§ **Stated problem**
Repeat every line below exactly, word for word.

§ **Task input**
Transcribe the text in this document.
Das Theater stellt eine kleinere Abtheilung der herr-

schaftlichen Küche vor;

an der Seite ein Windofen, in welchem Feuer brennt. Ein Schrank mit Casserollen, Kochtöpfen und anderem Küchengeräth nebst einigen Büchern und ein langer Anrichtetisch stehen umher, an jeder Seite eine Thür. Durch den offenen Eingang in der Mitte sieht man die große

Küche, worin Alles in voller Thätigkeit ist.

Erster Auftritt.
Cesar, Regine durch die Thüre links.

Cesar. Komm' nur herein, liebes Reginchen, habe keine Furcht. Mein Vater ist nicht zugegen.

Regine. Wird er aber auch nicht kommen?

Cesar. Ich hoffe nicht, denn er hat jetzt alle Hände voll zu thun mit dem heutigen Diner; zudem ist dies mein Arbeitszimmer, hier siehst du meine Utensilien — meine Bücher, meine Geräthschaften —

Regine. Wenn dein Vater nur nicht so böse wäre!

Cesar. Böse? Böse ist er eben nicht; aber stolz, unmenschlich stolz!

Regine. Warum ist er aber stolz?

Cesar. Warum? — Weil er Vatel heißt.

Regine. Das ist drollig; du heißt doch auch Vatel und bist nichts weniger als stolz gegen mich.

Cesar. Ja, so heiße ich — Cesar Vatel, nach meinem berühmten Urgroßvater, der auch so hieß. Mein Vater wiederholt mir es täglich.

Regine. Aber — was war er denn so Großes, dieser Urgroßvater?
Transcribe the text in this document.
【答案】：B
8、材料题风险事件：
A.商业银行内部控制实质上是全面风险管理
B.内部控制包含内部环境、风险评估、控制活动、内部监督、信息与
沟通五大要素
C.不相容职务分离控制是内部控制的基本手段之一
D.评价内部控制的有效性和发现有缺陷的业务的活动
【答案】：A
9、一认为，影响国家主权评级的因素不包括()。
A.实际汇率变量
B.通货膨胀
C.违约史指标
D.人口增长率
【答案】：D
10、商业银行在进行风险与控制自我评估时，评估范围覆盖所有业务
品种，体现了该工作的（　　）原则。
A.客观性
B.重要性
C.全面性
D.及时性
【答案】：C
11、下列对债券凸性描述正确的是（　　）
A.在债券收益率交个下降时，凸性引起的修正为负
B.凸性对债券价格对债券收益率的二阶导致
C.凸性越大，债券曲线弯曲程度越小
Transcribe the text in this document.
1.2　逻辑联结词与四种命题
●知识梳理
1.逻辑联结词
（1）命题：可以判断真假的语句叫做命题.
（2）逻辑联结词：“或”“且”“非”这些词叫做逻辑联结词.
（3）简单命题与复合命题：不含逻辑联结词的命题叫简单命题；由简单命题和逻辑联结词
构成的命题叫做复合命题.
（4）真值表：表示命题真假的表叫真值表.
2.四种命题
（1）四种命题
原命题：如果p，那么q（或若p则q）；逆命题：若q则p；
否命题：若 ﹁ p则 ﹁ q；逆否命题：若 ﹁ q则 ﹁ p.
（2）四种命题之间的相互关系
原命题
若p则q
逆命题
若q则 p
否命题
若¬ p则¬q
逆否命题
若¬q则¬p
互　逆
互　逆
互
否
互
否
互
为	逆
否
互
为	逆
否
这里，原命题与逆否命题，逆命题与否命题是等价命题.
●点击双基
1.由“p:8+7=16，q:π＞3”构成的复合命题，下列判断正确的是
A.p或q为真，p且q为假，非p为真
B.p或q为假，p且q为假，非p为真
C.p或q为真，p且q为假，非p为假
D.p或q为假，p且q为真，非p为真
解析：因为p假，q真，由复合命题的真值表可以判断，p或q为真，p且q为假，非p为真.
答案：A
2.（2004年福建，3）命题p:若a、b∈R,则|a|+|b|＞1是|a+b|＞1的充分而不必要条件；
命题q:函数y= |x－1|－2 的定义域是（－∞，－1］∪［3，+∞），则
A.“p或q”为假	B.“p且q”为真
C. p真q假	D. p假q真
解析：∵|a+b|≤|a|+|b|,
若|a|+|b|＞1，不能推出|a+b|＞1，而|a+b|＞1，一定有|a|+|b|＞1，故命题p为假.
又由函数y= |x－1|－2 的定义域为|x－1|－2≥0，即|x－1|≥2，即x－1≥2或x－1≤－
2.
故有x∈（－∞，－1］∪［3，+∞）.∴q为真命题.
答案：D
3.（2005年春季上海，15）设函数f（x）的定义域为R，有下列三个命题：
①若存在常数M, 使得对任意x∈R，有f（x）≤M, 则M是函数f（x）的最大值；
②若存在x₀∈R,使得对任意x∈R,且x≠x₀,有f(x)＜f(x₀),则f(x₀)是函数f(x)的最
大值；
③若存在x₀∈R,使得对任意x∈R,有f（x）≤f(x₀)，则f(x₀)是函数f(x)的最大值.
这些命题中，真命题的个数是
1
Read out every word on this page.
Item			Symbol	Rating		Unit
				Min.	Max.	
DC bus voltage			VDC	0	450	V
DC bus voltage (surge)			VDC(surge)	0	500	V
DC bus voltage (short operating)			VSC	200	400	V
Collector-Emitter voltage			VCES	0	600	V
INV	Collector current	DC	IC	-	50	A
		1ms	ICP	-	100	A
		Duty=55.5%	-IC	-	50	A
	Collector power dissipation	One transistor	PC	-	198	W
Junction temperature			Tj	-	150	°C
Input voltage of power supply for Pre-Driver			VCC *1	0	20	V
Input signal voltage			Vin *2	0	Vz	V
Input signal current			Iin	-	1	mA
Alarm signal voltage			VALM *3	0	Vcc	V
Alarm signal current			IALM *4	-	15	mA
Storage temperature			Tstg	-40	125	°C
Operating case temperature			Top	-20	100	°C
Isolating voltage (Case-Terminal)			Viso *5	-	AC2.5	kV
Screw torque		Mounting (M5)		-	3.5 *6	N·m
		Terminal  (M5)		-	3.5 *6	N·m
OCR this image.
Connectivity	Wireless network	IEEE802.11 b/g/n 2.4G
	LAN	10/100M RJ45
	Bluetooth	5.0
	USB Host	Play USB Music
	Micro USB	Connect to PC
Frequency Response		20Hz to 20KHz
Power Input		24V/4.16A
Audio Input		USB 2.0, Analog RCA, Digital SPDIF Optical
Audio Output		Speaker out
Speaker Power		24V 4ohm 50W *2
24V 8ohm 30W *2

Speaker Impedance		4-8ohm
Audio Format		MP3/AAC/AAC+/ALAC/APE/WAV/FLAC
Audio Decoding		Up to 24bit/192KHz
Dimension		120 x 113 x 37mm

§ **Answer to the problem**
Transcribe the text in this document.
Das Theater stellt eine kleinere Abtheilung der herr-

schaftlichen Küche vor;

an der Seite ein Windofen, in welchem Feuer brennt. Ein Schrank mit Casserollen, Kochtöpfen und anderem Küchengeräth nebst einigen Büchern und ein langer Anrichtetisch stehen umher, an jeder Seite eine Thür. Durch den offenen Eingang in der Mitte sieht man die große

Küche, worin Alles in voller Thätigkeit ist.

Erster Auftritt.
Cesar, Regine durch die Thüre links.

Cesar. Komm' nur herein, liebes Reginchen, habe keine Furcht. Mein Vater ist nicht zugegen.

Regine. Wird er aber auch nicht kommen?

Cesar. Ich hoffe nicht, denn er hat jetzt alle Hände voll zu thun mit dem heutigen Diner; zudem ist dies mein Arbeitszimmer, hier siehst du meine Utensilien — meine Bücher, meine Geräthschaften —

Regine. Wenn dein Vater nur nicht so böse wäre!

Cesar. Böse? Böse ist er eben nicht; aber stolz, unmenschlich stolz!

Regine. Warum ist er aber stolz?

Cesar. Warum? — Weil er Vatel heißt.

Regine. Das ist drollig; du heißt doch auch Vatel und bist nichts weniger als stolz gegen mich.

Cesar. Ja, so heiße ich — Cesar Vatel, nach meinem berühmten Urgroßvater, der auch so hieß. Mein Vater wiederholt mir es täglich.

Regine. Aber — was war er denn so Großes, dieser Urgroßvater?
Transcribe the text in this document.
【答案】：B
8、材料题风险事件：
A.商业银行内部控制实质上是全面风险管理
B.内部控制包含内部环境、风险评估、控制活动、内部监督、信息与
沟通五大要素
C.不相容职务分离控制是内部控制的基本手段之一
D.评价内部控制的有效性和发现有缺陷的业务的活动
【答案】：A
9、一认为，影响国家主权评级的因素不包括()。
A.实际汇率变量
B.通货膨胀
C.违约史指标
D.人口增长率
【答案】：D
10、商业银行在进行风险与控制自我评估时，评估范围覆盖所有业务
品种，体现了该工作的（　　）原则。
A.客观性
B.重要性
C.全面性
D.及时性
【答案】：C
11、下列对债券凸性描述正确的是（　　）
A.在债券收益率交个下降时，凸性引起的修正为负
B.凸性对债券价格对债券收益率的二阶导致
C.凸性越大，债券曲线弯曲程度越小
Transcribe the text in this document.
1.2　逻辑联结词与四种命题
●知识梳理
1.逻辑联结词
（1）命题：可以判断真假的语句叫做命题.
（2）逻辑联结词：“或”“且”“非”这些词叫做逻辑联结词.
（3）简单命题与复合命题：不含逻辑联结词的命题叫简单命题；由简单命题和逻辑联结词
构成的命题叫做复合命题.
（4）真值表：表示命题真假的表叫真值表.
2.四种命题
（1）四种命题
原命题：如果p，那么q（或若p则q）；逆命题：若q则p；
否命题：若 ﹁ p则 ﹁ q；逆否命题：若 ﹁ q则 ﹁ p.
（2）四种命题之间的相互关系
原命题
若p则q
逆命题
若q则 p
否命题
若¬ p则¬q
逆否命题
若¬q则¬p
互　逆
互　逆
互
否
互
否
互
为	逆
否
互
为	逆
否
这里，原命题与逆否命题，逆命题与否命题是等价命题.
●点击双基
1.由“p:8+7=16，q:π＞3”构成的复合命题，下列判断正确的是
A.p或q为真，p且q为假，非p为真
B.p或q为假，p且q为假，非p为真
C.p或q为真，p且q为假，非p为假
D.p或q为假，p且q为真，非p为真
解析：因为p假，q真，由复合命题的真值表可以判断，p或q为真，p且q为假，非p为真.
答案：A
2.（2004年福建，3）命题p:若a、b∈R,则|a|+|b|＞1是|a+b|＞1的充分而不必要条件；
命题q:函数y= |x－1|－2 的定义域是（－∞，－1］∪［3，+∞），则
A.“p或q”为假	B.“p且q”为真
C. p真q假	D. p假q真
解析：∵|a+b|≤|a|+|b|,
若|a|+|b|＞1，不能推出|a+b|＞1，而|a+b|＞1，一定有|a|+|b|＞1，故命题p为假.
又由函数y= |x－1|－2 的定义域为|x－1|－2≥0，即|x－1|≥2，即x－1≥2或x－1≤－
2.
故有x∈（－∞，－1］∪［3，+∞）.∴q为真命题.
答案：D
3.（2005年春季上海，15）设函数f（x）的定义域为R，有下列三个命题：
①若存在常数M, 使得对任意x∈R，有f（x）≤M, 则M是函数f（x）的最大值；
②若存在x₀∈R,使得对任意x∈R,且x≠x₀,有f(x)＜f(x₀),则f(x₀)是函数f(x)的最
大值；
③若存在x₀∈R,使得对任意x∈R,有f（x）≤f(x₀)，则f(x₀)是函数f(x)的最大值.
这些命题中，真命题的个数是
1
Read out every word on this page.
Item			Symbol	Rating		Unit
				Min.	Max.	
DC bus voltage			VDC	0	450	V
DC bus voltage (surge)			VDC(surge)	0	500	V
DC bus voltage (short operating)			VSC	200	400	V
Collector-Emitter voltage			VCES	0	600	V
INV	Collector current	DC	IC	-	50	A
		1ms	ICP	-	100	A
		Duty=55.5%	-IC	-	50	A
	Collector power dissipation	One transistor	PC	-	198	W
Junction temperature			Tj	-	150	°C
Input voltage of power supply for Pre-Driver			VCC *1	0	20	V
Input signal voltage			Vin *2	0	Vz	V
Input signal current			Iin	-	1	mA
Alarm signal voltage			VALM *3	0	Vcc	V
Alarm signal current			IALM *4	-	15	mA
Storage temperature			Tstg	-40	125	°C
Operating case temperature			Top	-20	100	°C
Isolating voltage (Case-Terminal)			Viso *5	-	AC2.5	kV
Screw torque		Mounting (M5)		-	3.5 *6	N·m
		Terminal  (M5)		-	3.5 *6	N·m
OCR this image.
Connectivity	Wireless network	IEEE802.11 b/g/n 2.4G
	LAN	10/100M RJ45
	Bluetooth	5.0
	USB Host	Play USB Music
	Micro USB	Connect to PC
Frequency Response		20Hz to 20KHz
Power Input		24V/4.16A
Audio Input		USB 2.0, Analog RCA, Digital SPDIF Optical
Audio Output		Speaker out
Speaker Power		24V 4ohm 50W *2
24V 8ohm 30W *2

Speaker Impedance		4-8ohm
Audio Format		MP3/AAC/AAC+/ALAC/APE/WAV/FLAC
Audio Decoding		Up to 24bit/192KHz
Dimension		120 x 113 x 37mm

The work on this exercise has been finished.